Set task >>
Will you write out all the entries below exactly?

────────────────

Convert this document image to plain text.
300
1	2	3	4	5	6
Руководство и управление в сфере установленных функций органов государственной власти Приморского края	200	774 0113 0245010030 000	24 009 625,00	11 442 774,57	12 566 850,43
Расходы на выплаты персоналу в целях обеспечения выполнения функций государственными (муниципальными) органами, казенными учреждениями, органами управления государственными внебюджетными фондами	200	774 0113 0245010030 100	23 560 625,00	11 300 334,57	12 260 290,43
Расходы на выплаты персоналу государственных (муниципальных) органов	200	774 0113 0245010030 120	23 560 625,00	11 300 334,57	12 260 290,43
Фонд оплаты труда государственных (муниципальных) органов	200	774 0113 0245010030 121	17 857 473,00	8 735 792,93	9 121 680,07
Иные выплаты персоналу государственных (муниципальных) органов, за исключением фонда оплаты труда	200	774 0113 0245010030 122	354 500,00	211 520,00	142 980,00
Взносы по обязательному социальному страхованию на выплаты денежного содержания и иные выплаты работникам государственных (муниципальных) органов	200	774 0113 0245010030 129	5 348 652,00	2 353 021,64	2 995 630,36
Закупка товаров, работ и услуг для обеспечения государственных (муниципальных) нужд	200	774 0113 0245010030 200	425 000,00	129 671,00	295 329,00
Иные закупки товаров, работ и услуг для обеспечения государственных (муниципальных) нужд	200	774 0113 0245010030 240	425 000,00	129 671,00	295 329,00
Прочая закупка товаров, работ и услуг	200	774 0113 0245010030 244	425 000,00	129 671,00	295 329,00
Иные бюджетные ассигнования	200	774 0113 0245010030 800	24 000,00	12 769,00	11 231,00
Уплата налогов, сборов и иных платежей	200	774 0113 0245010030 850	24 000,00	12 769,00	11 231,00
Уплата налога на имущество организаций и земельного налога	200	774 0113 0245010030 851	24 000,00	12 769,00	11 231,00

────────────────

Full solution >>
Convert this document image to plain text.
300
1	2	3	4	5	6
Руководство и управление в сфере установленных функций органов государственной власти Приморского края	200	774 0113 0245010030 000	24 009 625,00	11 442 774,57	12 566 850,43
Расходы на выплаты персоналу в целях обеспечения выполнения функций государственными (муниципальными) органами, казенными учреждениями, органами управления государственными внебюджетными фондами	200	774 0113 0245010030 100	23 560 625,00	11 300 334,57	12 260 290,43
Расходы на выплаты персоналу государственных (муниципальных) органов	200	774 0113 0245010030 120	23 560 625,00	11 300 334,57	12 260 290,43
Фонд оплаты труда государственных (муниципальных) органов	200	774 0113 0245010030 121	17 857 473,00	8 735 792,93	9 121 680,07
Иные выплаты персоналу государственных (муниципальных) органов, за исключением фонда оплаты труда	200	774 0113 0245010030 122	354 500,00	211 520,00	142 980,00
Взносы по обязательному социальному страхованию на выплаты денежного содержания и иные выплаты работникам государственных (муниципальных) органов	200	774 0113 0245010030 129	5 348 652,00	2 353 021,64	2 995 630,36
Закупка товаров, работ и услуг для обеспечения государственных (муниципальных) нужд	200	774 0113 0245010030 200	425 000,00	129 671,00	295 329,00
Иные закупки товаров, работ и услуг для обеспечения государственных (муниципальных) нужд	200	774 0113 0245010030 240	425 000,00	129 671,00	295 329,00
Прочая закупка товаров, работ и услуг	200	774 0113 0245010030 244	425 000,00	129 671,00	295 329,00
Иные бюджетные ассигнования	200	774 0113 0245010030 800	24 000,00	12 769,00	11 231,00
Уплата налогов, сборов и иных платежей	200	774 0113 0245010030 850	24 000,00	12 769,00	11 231,00
Уплата налога на имущество организаций и земельного налога	200	774 0113 0245010030 851	24 000,00	12 769,00	11 231,00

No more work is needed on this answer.